:: Task ::
Print the entries that appear below, exactly as written and without their pictures.
◇ ◇ ◇ ◇ ◇ ◇ ◇
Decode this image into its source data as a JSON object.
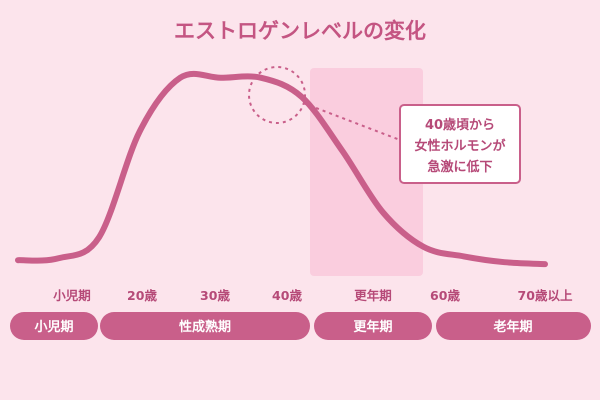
{
  "chart_data": {
    "type": "line",
    "title": "エストロゲンレベルの変化",
    "xlabel": "",
    "ylabel": "",
    "x_ticks": [
      "小児期",
      "20歳",
      "30歳",
      "40歳",
      "更年期",
      "60歳",
      "70歳以上"
    ],
    "series": [
      {
        "values": [
          3,
          4,
          15,
          70,
          98,
          98,
          98,
          88,
          60,
          28,
          10,
          5,
          2,
          1
        ]
      }
    ],
    "stages": [
      "小児期",
      "性成熟期",
      "更年期",
      "老年期"
    ],
    "highlight_band": "更年期",
    "annotation": [
      "40歳頃から",
      "女性ホルモンが",
      "急激に低下"
    ],
    "grid": false,
    "legend": "none",
    "colors": {
      "background": "#fce4ec",
      "line": "#c95f8a",
      "band": "#f9c9dc",
      "text": "#b64a78",
      "pill": "#c95f8a"
    }
  }
}
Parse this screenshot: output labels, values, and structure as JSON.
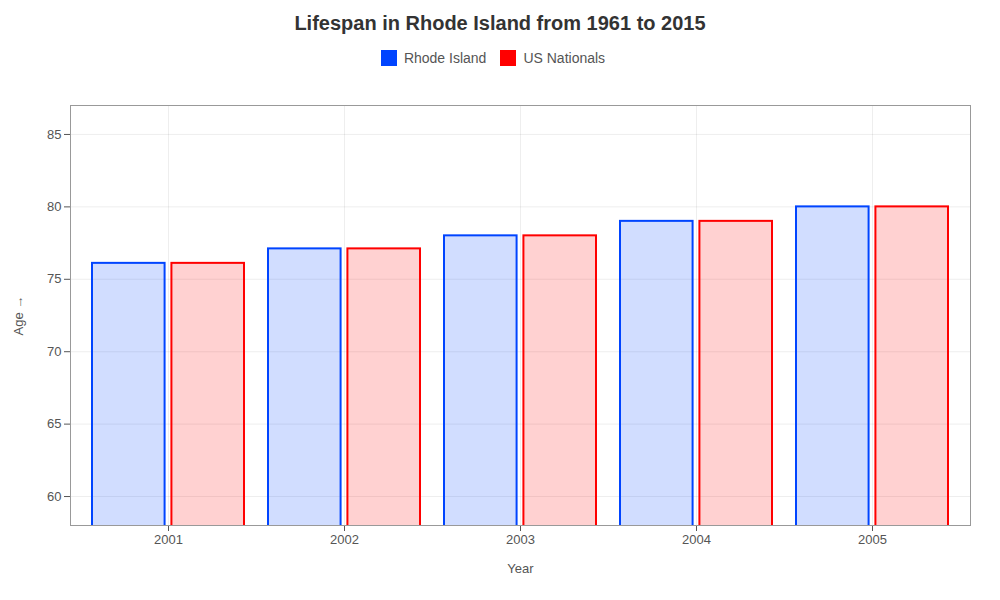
{
  "chart_data": {
    "type": "bar",
    "title": "Lifespan in Rhode Island from 1961 to 2015",
    "xlabel": "Year",
    "ylabel": "Age",
    "categories": [
      "2001",
      "2002",
      "2003",
      "2004",
      "2005"
    ],
    "series": [
      {
        "name": "Rhode Island",
        "color": "#0044ff",
        "values": [
          76.1,
          77.1,
          78.0,
          79.0,
          80.0
        ]
      },
      {
        "name": "US Nationals",
        "color": "#ff0000",
        "values": [
          76.1,
          77.1,
          78.0,
          79.0,
          80.0
        ]
      }
    ],
    "ylim": [
      58,
      87
    ],
    "yticks": [
      60,
      65,
      70,
      75,
      80,
      85
    ],
    "grid": true,
    "legend": "upper center"
  }
}
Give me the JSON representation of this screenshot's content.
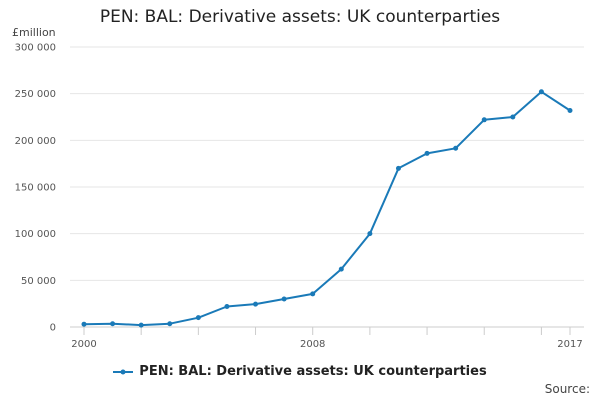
{
  "chart_data": {
    "type": "line",
    "title": "PEN: BAL: Derivative assets: UK counterparties",
    "ylabel": "£million",
    "x_tick_labels": [
      "2000",
      "2008",
      "2017"
    ],
    "y_tick_labels": [
      "0",
      "50 000",
      "100 000",
      "150 000",
      "200 000",
      "250 000",
      "300 000"
    ],
    "y_ticks": [
      0,
      50000,
      100000,
      150000,
      200000,
      250000,
      300000
    ],
    "ylim": [
      0,
      300000
    ],
    "xlim": [
      2000,
      2017
    ],
    "x": [
      2000,
      2001,
      2002,
      2003,
      2004,
      2005,
      2006,
      2007,
      2008,
      2009,
      2010,
      2011,
      2012,
      2013,
      2014,
      2015,
      2016,
      2017
    ],
    "series": [
      {
        "name": "PEN: BAL: Derivative assets: UK counterparties",
        "color": "#1a7ab8",
        "values": [
          3000,
          3500,
          2000,
          3500,
          10000,
          22000,
          24500,
          30000,
          35500,
          62000,
          100000,
          170000,
          186000,
          191500,
          222000,
          225000,
          252000,
          232000
        ]
      }
    ],
    "grid": true,
    "legend_position": "bottom"
  },
  "footer": {
    "source": "Source:"
  }
}
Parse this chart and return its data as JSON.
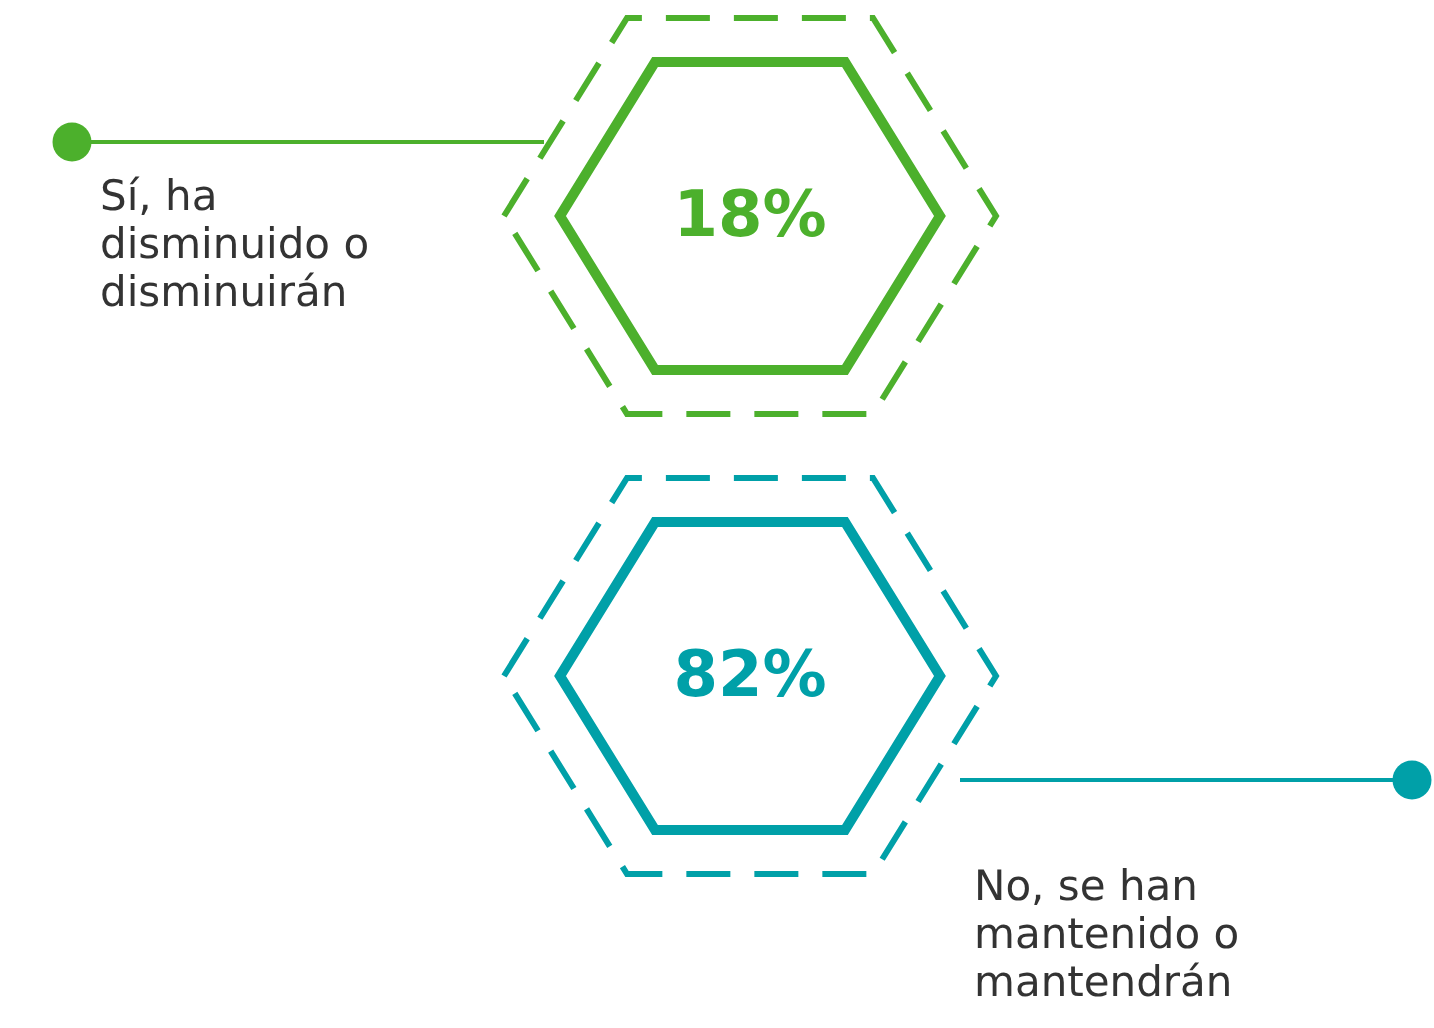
{
  "chart_data": {
    "type": "other",
    "categories": [
      "Sí, ha\ndisminuido o\ndisminuirán",
      "No, se han\nmantenido o\nmantendrán"
    ],
    "values": [
      18,
      82
    ],
    "value_labels": [
      "18%",
      "82%"
    ],
    "colors": [
      "#4cb02c",
      "#00a0a8"
    ]
  }
}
◇ ◇ ◇ ◇ ◇ ◇ ◇
:: Task output ::
Decode this image into its source data as a JSON object.
{
  "chart_data": {
    "type": "line",
    "title": "エストロゲンレベルの変化",
    "xlabel": "",
    "ylabel": "",
    "x_ticks": [
      "小児期",
      "20歳",
      "30歳",
      "40歳",
      "更年期",
      "60歳",
      "70歳以上"
    ],
    "series": [
      {
        "values": [
          3,
          4,
          15,
          70,
          98,
          98,
          98,
          88,
          60,
          28,
          10,
          5,
          2,
          1
        ]
      }
    ],
    "stages": [
      "小児期",
      "性成熟期",
      "更年期",
      "老年期"
    ],
    "highlight_band": "更年期",
    "annotation": [
      "40歳頃から",
      "女性ホルモンが",
      "急激に低下"
    ],
    "grid": false,
    "legend": "none",
    "colors": {
      "background": "#fce4ec",
      "line": "#c95f8a",
      "band": "#f9c9dc",
      "text": "#b64a78",
      "pill": "#c95f8a"
    }
  }
}
Parse this screenshot: output labels, values, and structure as JSON.
{
  "chart_data": {
    "type": "bar",
    "title": "Lifespan in Rhode Island from 1961 to 2015",
    "xlabel": "Year",
    "ylabel": "Age",
    "categories": [
      "2001",
      "2002",
      "2003",
      "2004",
      "2005"
    ],
    "series": [
      {
        "name": "Rhode Island",
        "color": "#0044ff",
        "values": [
          76.1,
          77.1,
          78.0,
          79.0,
          80.0
        ]
      },
      {
        "name": "US Nationals",
        "color": "#ff0000",
        "values": [
          76.1,
          77.1,
          78.0,
          79.0,
          80.0
        ]
      }
    ],
    "ylim": [
      58,
      87
    ],
    "yticks": [
      60,
      65,
      70,
      75,
      80,
      85
    ],
    "grid": true,
    "legend": "upper center"
  }
}
Give me the JSON representation of this screenshot's content.
{
  "chart_data": {
    "type": "line",
    "title": "PEN: BAL: Derivative assets: UK counterparties",
    "ylabel": "£million",
    "x_tick_labels": [
      "2000",
      "2008",
      "2017"
    ],
    "y_tick_labels": [
      "0",
      "50 000",
      "100 000",
      "150 000",
      "200 000",
      "250 000",
      "300 000"
    ],
    "y_ticks": [
      0,
      50000,
      100000,
      150000,
      200000,
      250000,
      300000
    ],
    "ylim": [
      0,
      300000
    ],
    "xlim": [
      2000,
      2017
    ],
    "x": [
      2000,
      2001,
      2002,
      2003,
      2004,
      2005,
      2006,
      2007,
      2008,
      2009,
      2010,
      2011,
      2012,
      2013,
      2014,
      2015,
      2016,
      2017
    ],
    "series": [
      {
        "name": "PEN: BAL: Derivative assets: UK counterparties",
        "color": "#1a7ab8",
        "values": [
          3000,
          3500,
          2000,
          3500,
          10000,
          22000,
          24500,
          30000,
          35500,
          62000,
          100000,
          170000,
          186000,
          191500,
          222000,
          225000,
          252000,
          232000
        ]
      }
    ],
    "grid": true,
    "legend_position": "bottom"
  },
  "footer": {
    "source": "Source:"
  }
}
Parse this chart and return its data as JSON.
{
  "chart_data": {
    "type": "other",
    "categories": [
      "Sí, ha\ndisminuido o\ndisminuirán",
      "No, se han\nmantenido o\nmantendrán"
    ],
    "values": [
      18,
      82
    ],
    "value_labels": [
      "18%",
      "82%"
    ],
    "colors": [
      "#4cb02c",
      "#00a0a8"
    ]
  }
}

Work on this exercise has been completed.